▶ [WORK ITEM] Could you return all of the entries below exactly, minus the pictures?

▶ [SUPPLIED DATA]
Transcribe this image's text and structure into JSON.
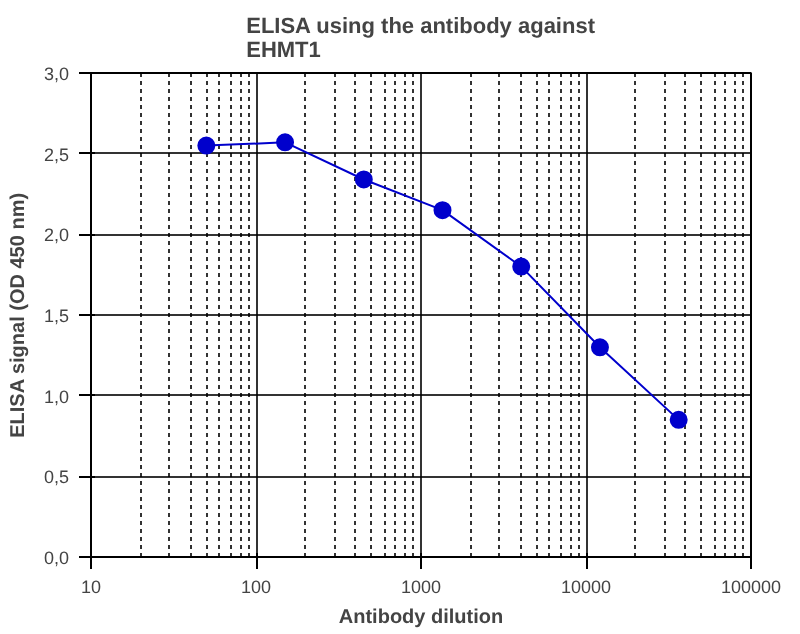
{
  "chart_data": {
    "type": "line",
    "title": "ELISA using the antibody against\nEHMT1",
    "xlabel": "Antibody dilution",
    "ylabel": "ELISA signal (OD 450 nm)",
    "x": [
      50,
      150,
      450,
      1350,
      4050,
      12150,
      36450
    ],
    "series": [
      {
        "color": "#0000cc",
        "values": [
          2.55,
          2.57,
          2.34,
          2.15,
          1.8,
          1.3,
          0.85
        ]
      }
    ],
    "log": "x",
    "xlim": [
      10,
      100000
    ],
    "xticks": [
      10,
      100,
      1000,
      10000,
      100000
    ],
    "ylim": [
      0,
      3
    ],
    "yticks": [
      {
        "value": 0,
        "label": "0,0"
      },
      {
        "value": 0.5,
        "label": "0,5"
      },
      {
        "value": 1,
        "label": "1,0"
      },
      {
        "value": 1.5,
        "label": "1,5"
      },
      {
        "value": 2,
        "label": "2,0"
      },
      {
        "value": 2.5,
        "label": "2,5"
      },
      {
        "value": 3,
        "label": "3,0"
      }
    ],
    "grid": true,
    "marker": "circle",
    "line_style": "solid"
  }
}
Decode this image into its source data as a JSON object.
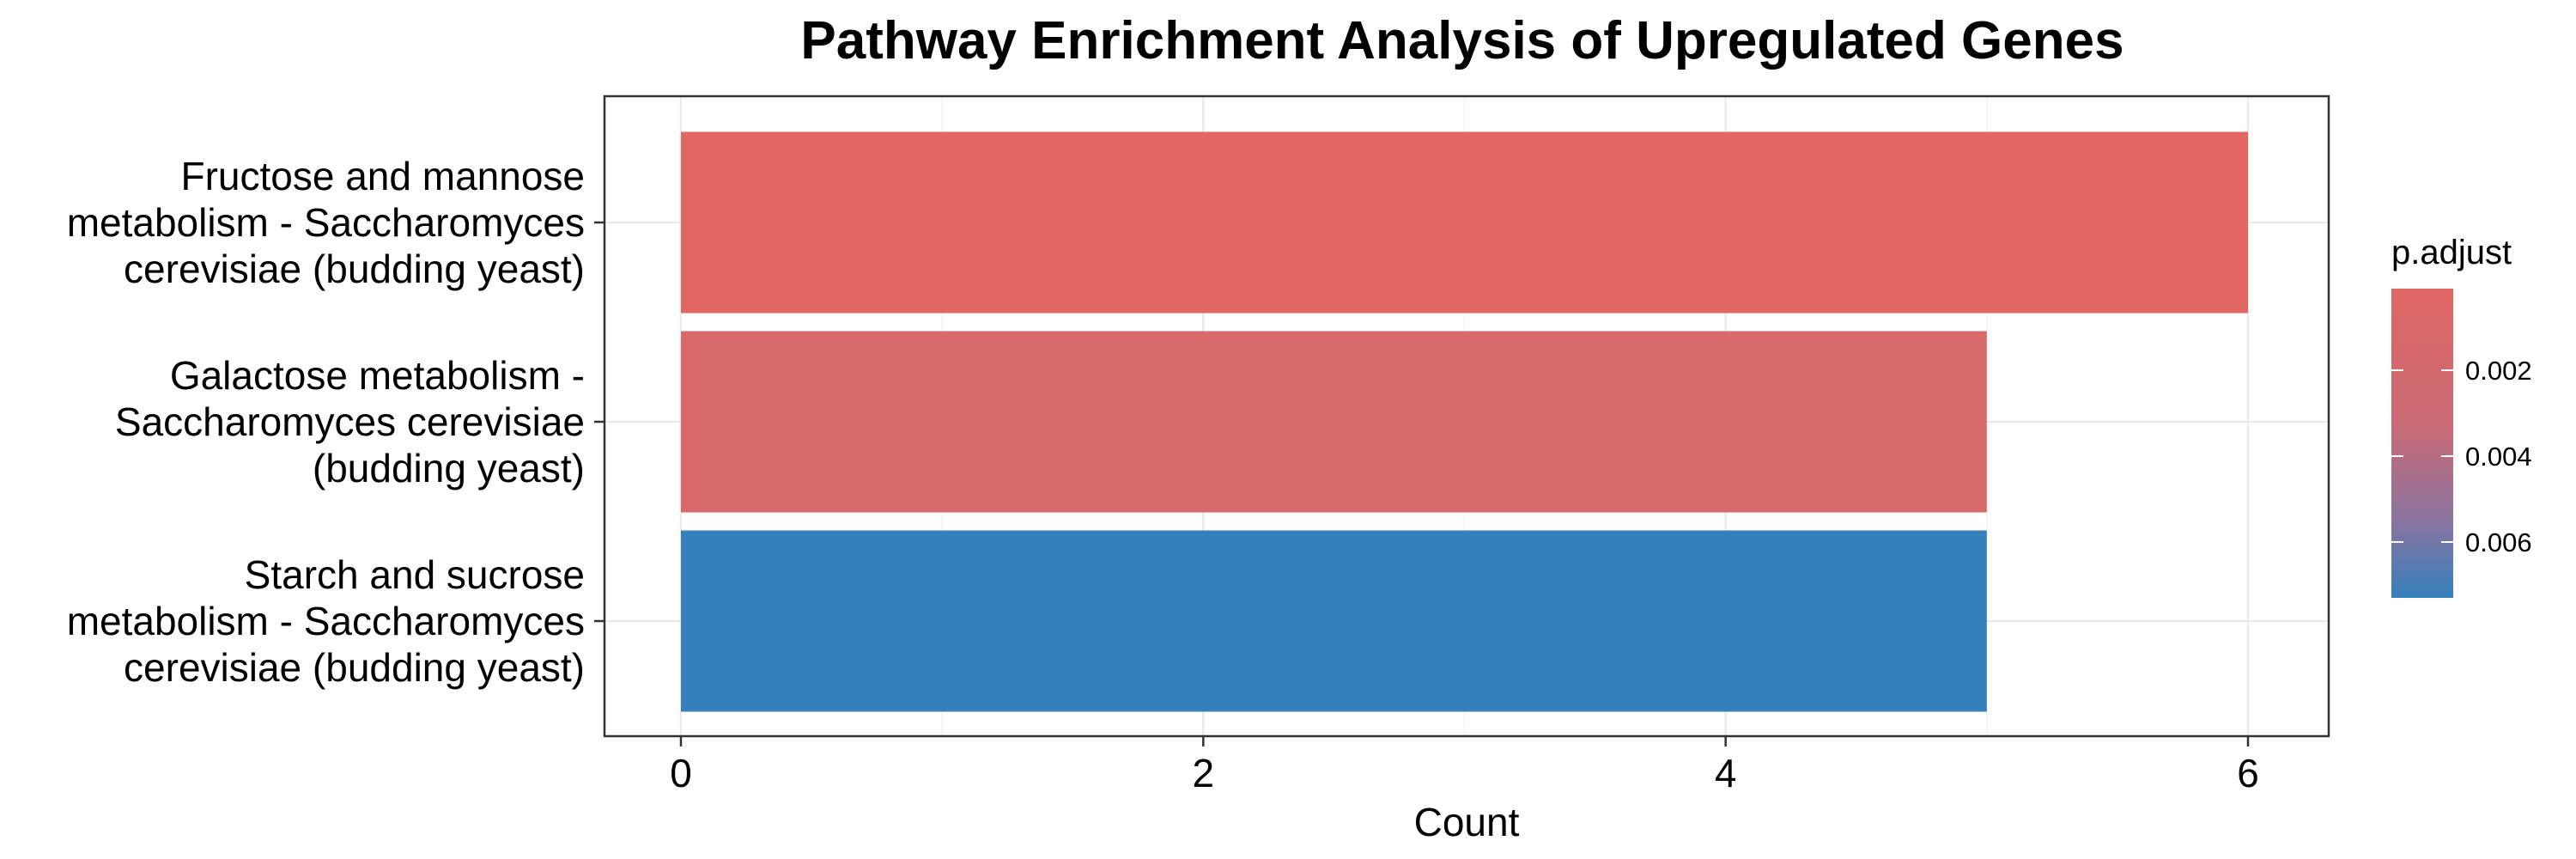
{
  "chart_data": {
    "type": "bar",
    "orientation": "horizontal",
    "title": "Pathway Enrichment Analysis of Upregulated Genes",
    "xlabel": "Count",
    "ylabel": "",
    "xlim": [
      0,
      6.3
    ],
    "x_ticks": [
      "0",
      "2",
      "4",
      "6"
    ],
    "x_tick_values": [
      0,
      2,
      4,
      6
    ],
    "categories": [
      [
        "Fructose and mannose",
        "metabolism - Saccharomyces",
        "cerevisiae (budding yeast)"
      ],
      [
        "Galactose metabolism -",
        "Saccharomyces cerevisiae",
        "(budding yeast)"
      ],
      [
        "Starch and sucrose",
        "metabolism - Saccharomyces",
        "cerevisiae (budding yeast)"
      ]
    ],
    "values": [
      6,
      5,
      5
    ],
    "p_adjust": [
      0.0001,
      0.0007,
      0.0073
    ],
    "bar_colors": [
      "#E06764",
      "#D96A6B",
      "#3580BC"
    ],
    "grid": true,
    "legend": {
      "title": "p.adjust",
      "position": "right",
      "ticks": [
        "0.002",
        "0.004",
        "0.006"
      ],
      "tick_values": [
        0.002,
        0.004,
        0.006
      ],
      "range": [
        0.0001,
        0.0073
      ],
      "color_low": "#E06764",
      "color_high": "#3580BC"
    }
  }
}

▶ [TASK RESULT]
Transcribe this image's text and structure into JSON.
{
  "chart_data": {
    "type": "line",
    "title": "ELISA using the antibody against\nEHMT1",
    "xlabel": "Antibody dilution",
    "ylabel": "ELISA signal (OD 450 nm)",
    "x": [
      50,
      150,
      450,
      1350,
      4050,
      12150,
      36450
    ],
    "series": [
      {
        "color": "#0000cc",
        "values": [
          2.55,
          2.57,
          2.34,
          2.15,
          1.8,
          1.3,
          0.85
        ]
      }
    ],
    "log": "x",
    "xlim": [
      10,
      100000
    ],
    "xticks": [
      10,
      100,
      1000,
      10000,
      100000
    ],
    "ylim": [
      0,
      3
    ],
    "yticks": [
      {
        "value": 0,
        "label": "0,0"
      },
      {
        "value": 0.5,
        "label": "0,5"
      },
      {
        "value": 1,
        "label": "1,0"
      },
      {
        "value": 1.5,
        "label": "1,5"
      },
      {
        "value": 2,
        "label": "2,0"
      },
      {
        "value": 2.5,
        "label": "2,5"
      },
      {
        "value": 3,
        "label": "3,0"
      }
    ],
    "grid": true,
    "marker": "circle",
    "line_style": "solid"
  }
}
Decode this image into its source data as a JSON object.
{
  "chart_data": {
    "type": "bar",
    "orientation": "horizontal",
    "title": "Pathway Enrichment Analysis of Upregulated Genes",
    "xlabel": "Count",
    "ylabel": "",
    "xlim": [
      0,
      6.3
    ],
    "x_ticks": [
      "0",
      "2",
      "4",
      "6"
    ],
    "x_tick_values": [
      0,
      2,
      4,
      6
    ],
    "categories": [
      [
        "Fructose and mannose",
        "metabolism - Saccharomyces",
        "cerevisiae (budding yeast)"
      ],
      [
        "Galactose metabolism -",
        "Saccharomyces cerevisiae",
        "(budding yeast)"
      ],
      [
        "Starch and sucrose",
        "metabolism - Saccharomyces",
        "cerevisiae (budding yeast)"
      ]
    ],
    "values": [
      6,
      5,
      5
    ],
    "p_adjust": [
      0.0001,
      0.0007,
      0.0073
    ],
    "bar_colors": [
      "#E06764",
      "#D96A6B",
      "#3580BC"
    ],
    "grid": true,
    "legend": {
      "title": "p.adjust",
      "position": "right",
      "ticks": [
        "0.002",
        "0.004",
        "0.006"
      ],
      "tick_values": [
        0.002,
        0.004,
        0.006
      ],
      "range": [
        0.0001,
        0.0073
      ],
      "color_low": "#E06764",
      "color_high": "#3580BC"
    }
  }
}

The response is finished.